Output the data exactly, with every line intact.

◇ ◇ ◇

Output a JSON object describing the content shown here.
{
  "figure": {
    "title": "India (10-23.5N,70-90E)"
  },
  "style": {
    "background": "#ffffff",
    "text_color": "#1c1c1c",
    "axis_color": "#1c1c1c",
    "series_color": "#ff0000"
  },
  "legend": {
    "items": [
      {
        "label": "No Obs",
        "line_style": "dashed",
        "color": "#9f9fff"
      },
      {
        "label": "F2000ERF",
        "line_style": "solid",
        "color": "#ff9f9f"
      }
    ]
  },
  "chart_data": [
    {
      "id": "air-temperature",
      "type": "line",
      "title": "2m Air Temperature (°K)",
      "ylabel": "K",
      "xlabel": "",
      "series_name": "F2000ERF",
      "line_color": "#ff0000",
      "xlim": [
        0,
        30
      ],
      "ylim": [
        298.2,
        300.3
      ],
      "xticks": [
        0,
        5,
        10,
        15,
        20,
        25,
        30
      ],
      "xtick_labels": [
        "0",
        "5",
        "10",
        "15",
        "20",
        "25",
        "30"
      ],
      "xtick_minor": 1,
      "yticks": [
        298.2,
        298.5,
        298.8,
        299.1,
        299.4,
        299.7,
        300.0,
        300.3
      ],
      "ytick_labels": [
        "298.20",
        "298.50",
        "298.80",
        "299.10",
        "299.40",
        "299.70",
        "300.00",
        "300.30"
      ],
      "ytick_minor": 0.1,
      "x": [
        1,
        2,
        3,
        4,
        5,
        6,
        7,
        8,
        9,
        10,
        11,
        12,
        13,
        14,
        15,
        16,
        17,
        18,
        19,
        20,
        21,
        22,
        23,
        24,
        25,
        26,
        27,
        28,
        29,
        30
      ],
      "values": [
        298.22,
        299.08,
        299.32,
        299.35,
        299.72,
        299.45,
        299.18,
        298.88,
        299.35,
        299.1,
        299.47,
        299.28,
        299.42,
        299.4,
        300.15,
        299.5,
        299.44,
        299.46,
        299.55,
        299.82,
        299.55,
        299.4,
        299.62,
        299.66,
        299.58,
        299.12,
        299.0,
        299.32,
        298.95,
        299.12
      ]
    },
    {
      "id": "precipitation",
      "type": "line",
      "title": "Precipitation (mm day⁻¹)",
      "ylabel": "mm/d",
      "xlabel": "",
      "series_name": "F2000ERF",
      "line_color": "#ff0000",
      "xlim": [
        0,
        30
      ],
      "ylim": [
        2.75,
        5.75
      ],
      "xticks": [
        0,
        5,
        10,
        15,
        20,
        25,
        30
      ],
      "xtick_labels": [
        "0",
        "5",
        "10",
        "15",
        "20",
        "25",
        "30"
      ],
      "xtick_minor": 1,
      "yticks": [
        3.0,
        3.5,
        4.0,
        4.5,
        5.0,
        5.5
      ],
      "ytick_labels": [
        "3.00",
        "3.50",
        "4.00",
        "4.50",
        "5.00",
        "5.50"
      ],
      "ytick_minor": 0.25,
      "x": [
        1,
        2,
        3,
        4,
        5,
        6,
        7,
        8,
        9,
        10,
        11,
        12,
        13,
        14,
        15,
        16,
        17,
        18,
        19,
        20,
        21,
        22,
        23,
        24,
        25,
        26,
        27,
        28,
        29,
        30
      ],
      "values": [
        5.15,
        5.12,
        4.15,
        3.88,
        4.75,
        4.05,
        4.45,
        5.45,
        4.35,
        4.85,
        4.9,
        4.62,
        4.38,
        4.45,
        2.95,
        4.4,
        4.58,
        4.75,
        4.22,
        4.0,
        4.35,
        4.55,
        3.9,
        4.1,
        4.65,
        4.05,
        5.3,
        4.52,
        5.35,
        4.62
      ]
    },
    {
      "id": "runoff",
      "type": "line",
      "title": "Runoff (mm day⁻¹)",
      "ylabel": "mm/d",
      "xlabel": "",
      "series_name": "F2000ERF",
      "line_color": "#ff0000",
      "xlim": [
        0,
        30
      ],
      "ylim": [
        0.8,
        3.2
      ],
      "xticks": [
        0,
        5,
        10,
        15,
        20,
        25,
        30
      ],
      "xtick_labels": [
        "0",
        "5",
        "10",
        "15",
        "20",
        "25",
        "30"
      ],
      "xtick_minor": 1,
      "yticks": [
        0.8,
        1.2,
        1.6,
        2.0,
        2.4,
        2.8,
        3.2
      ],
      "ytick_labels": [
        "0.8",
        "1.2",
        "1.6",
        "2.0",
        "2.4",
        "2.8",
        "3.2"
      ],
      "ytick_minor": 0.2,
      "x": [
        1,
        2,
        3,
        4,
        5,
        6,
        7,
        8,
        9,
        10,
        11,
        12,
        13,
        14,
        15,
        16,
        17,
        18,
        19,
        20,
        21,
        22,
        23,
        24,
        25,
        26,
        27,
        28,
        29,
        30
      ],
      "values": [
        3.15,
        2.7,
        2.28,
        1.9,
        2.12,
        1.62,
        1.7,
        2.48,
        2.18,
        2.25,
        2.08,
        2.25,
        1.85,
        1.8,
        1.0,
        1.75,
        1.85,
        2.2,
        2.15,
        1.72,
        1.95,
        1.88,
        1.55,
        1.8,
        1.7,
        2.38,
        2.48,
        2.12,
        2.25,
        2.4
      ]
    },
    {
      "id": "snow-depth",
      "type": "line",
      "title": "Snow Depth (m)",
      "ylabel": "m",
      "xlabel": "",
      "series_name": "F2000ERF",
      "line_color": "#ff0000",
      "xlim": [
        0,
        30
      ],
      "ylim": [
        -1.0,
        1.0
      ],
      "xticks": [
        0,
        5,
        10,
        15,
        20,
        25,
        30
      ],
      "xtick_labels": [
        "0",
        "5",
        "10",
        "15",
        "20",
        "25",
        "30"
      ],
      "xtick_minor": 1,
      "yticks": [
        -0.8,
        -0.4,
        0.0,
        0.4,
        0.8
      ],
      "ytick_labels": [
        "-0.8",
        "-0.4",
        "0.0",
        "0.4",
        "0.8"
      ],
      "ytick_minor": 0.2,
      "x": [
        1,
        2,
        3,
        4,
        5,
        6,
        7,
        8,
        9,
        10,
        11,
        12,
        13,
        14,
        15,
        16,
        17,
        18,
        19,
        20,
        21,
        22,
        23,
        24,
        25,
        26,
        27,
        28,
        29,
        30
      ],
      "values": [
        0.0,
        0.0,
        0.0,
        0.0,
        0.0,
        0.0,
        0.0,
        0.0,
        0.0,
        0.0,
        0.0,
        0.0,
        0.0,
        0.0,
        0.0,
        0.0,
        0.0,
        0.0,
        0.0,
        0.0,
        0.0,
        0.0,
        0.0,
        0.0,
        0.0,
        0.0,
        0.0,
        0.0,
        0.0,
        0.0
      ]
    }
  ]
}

◇ ◇ ◇

» RESULT OF THE EXERCISE
Output a JSON object describing the content shown here.
{
  "figure": {
    "title": "India (10-23.5N,70-90E)"
  },
  "style": {
    "background": "#ffffff",
    "text_color": "#1c1c1c",
    "axis_color": "#1c1c1c",
    "series_color": "#ff0000"
  },
  "legend": {
    "items": [
      {
        "label": "No Obs",
        "line_style": "dashed",
        "color": "#9f9fff"
      },
      {
        "label": "F2000ERF",
        "line_style": "solid",
        "color": "#ff9f9f"
      }
    ]
  },
  "chart_data": [
    {
      "id": "air-temperature",
      "type": "line",
      "title": "2m Air Temperature (°K)",
      "ylabel": "K",
      "xlabel": "",
      "series_name": "F2000ERF",
      "line_color": "#ff0000",
      "xlim": [
        0,
        30
      ],
      "ylim": [
        298.2,
        300.3
      ],
      "xticks": [
        0,
        5,
        10,
        15,
        20,
        25,
        30
      ],
      "xtick_labels": [
        "0",
        "5",
        "10",
        "15",
        "20",
        "25",
        "30"
      ],
      "xtick_minor": 1,
      "yticks": [
        298.2,
        298.5,
        298.8,
        299.1,
        299.4,
        299.7,
        300.0,
        300.3
      ],
      "ytick_labels": [
        "298.20",
        "298.50",
        "298.80",
        "299.10",
        "299.40",
        "299.70",
        "300.00",
        "300.30"
      ],
      "ytick_minor": 0.1,
      "x": [
        1,
        2,
        3,
        4,
        5,
        6,
        7,
        8,
        9,
        10,
        11,
        12,
        13,
        14,
        15,
        16,
        17,
        18,
        19,
        20,
        21,
        22,
        23,
        24,
        25,
        26,
        27,
        28,
        29,
        30
      ],
      "values": [
        298.22,
        299.08,
        299.32,
        299.35,
        299.72,
        299.45,
        299.18,
        298.88,
        299.35,
        299.1,
        299.47,
        299.28,
        299.42,
        299.4,
        300.15,
        299.5,
        299.44,
        299.46,
        299.55,
        299.82,
        299.55,
        299.4,
        299.62,
        299.66,
        299.58,
        299.12,
        299.0,
        299.32,
        298.95,
        299.12
      ]
    },
    {
      "id": "precipitation",
      "type": "line",
      "title": "Precipitation (mm day⁻¹)",
      "ylabel": "mm/d",
      "xlabel": "",
      "series_name": "F2000ERF",
      "line_color": "#ff0000",
      "xlim": [
        0,
        30
      ],
      "ylim": [
        2.75,
        5.75
      ],
      "xticks": [
        0,
        5,
        10,
        15,
        20,
        25,
        30
      ],
      "xtick_labels": [
        "0",
        "5",
        "10",
        "15",
        "20",
        "25",
        "30"
      ],
      "xtick_minor": 1,
      "yticks": [
        3.0,
        3.5,
        4.0,
        4.5,
        5.0,
        5.5
      ],
      "ytick_labels": [
        "3.00",
        "3.50",
        "4.00",
        "4.50",
        "5.00",
        "5.50"
      ],
      "ytick_minor": 0.25,
      "x": [
        1,
        2,
        3,
        4,
        5,
        6,
        7,
        8,
        9,
        10,
        11,
        12,
        13,
        14,
        15,
        16,
        17,
        18,
        19,
        20,
        21,
        22,
        23,
        24,
        25,
        26,
        27,
        28,
        29,
        30
      ],
      "values": [
        5.15,
        5.12,
        4.15,
        3.88,
        4.75,
        4.05,
        4.45,
        5.45,
        4.35,
        4.85,
        4.9,
        4.62,
        4.38,
        4.45,
        2.95,
        4.4,
        4.58,
        4.75,
        4.22,
        4.0,
        4.35,
        4.55,
        3.9,
        4.1,
        4.65,
        4.05,
        5.3,
        4.52,
        5.35,
        4.62
      ]
    },
    {
      "id": "runoff",
      "type": "line",
      "title": "Runoff (mm day⁻¹)",
      "ylabel": "mm/d",
      "xlabel": "",
      "series_name": "F2000ERF",
      "line_color": "#ff0000",
      "xlim": [
        0,
        30
      ],
      "ylim": [
        0.8,
        3.2
      ],
      "xticks": [
        0,
        5,
        10,
        15,
        20,
        25,
        30
      ],
      "xtick_labels": [
        "0",
        "5",
        "10",
        "15",
        "20",
        "25",
        "30"
      ],
      "xtick_minor": 1,
      "yticks": [
        0.8,
        1.2,
        1.6,
        2.0,
        2.4,
        2.8,
        3.2
      ],
      "ytick_labels": [
        "0.8",
        "1.2",
        "1.6",
        "2.0",
        "2.4",
        "2.8",
        "3.2"
      ],
      "ytick_minor": 0.2,
      "x": [
        1,
        2,
        3,
        4,
        5,
        6,
        7,
        8,
        9,
        10,
        11,
        12,
        13,
        14,
        15,
        16,
        17,
        18,
        19,
        20,
        21,
        22,
        23,
        24,
        25,
        26,
        27,
        28,
        29,
        30
      ],
      "values": [
        3.15,
        2.7,
        2.28,
        1.9,
        2.12,
        1.62,
        1.7,
        2.48,
        2.18,
        2.25,
        2.08,
        2.25,
        1.85,
        1.8,
        1.0,
        1.75,
        1.85,
        2.2,
        2.15,
        1.72,
        1.95,
        1.88,
        1.55,
        1.8,
        1.7,
        2.38,
        2.48,
        2.12,
        2.25,
        2.4
      ]
    },
    {
      "id": "snow-depth",
      "type": "line",
      "title": "Snow Depth (m)",
      "ylabel": "m",
      "xlabel": "",
      "series_name": "F2000ERF",
      "line_color": "#ff0000",
      "xlim": [
        0,
        30
      ],
      "ylim": [
        -1.0,
        1.0
      ],
      "xticks": [
        0,
        5,
        10,
        15,
        20,
        25,
        30
      ],
      "xtick_labels": [
        "0",
        "5",
        "10",
        "15",
        "20",
        "25",
        "30"
      ],
      "xtick_minor": 1,
      "yticks": [
        -0.8,
        -0.4,
        0.0,
        0.4,
        0.8
      ],
      "ytick_labels": [
        "-0.8",
        "-0.4",
        "0.0",
        "0.4",
        "0.8"
      ],
      "ytick_minor": 0.2,
      "x": [
        1,
        2,
        3,
        4,
        5,
        6,
        7,
        8,
        9,
        10,
        11,
        12,
        13,
        14,
        15,
        16,
        17,
        18,
        19,
        20,
        21,
        22,
        23,
        24,
        25,
        26,
        27,
        28,
        29,
        30
      ],
      "values": [
        0.0,
        0.0,
        0.0,
        0.0,
        0.0,
        0.0,
        0.0,
        0.0,
        0.0,
        0.0,
        0.0,
        0.0,
        0.0,
        0.0,
        0.0,
        0.0,
        0.0,
        0.0,
        0.0,
        0.0,
        0.0,
        0.0,
        0.0,
        0.0,
        0.0,
        0.0,
        0.0,
        0.0,
        0.0,
        0.0
      ]
    }
  ]
}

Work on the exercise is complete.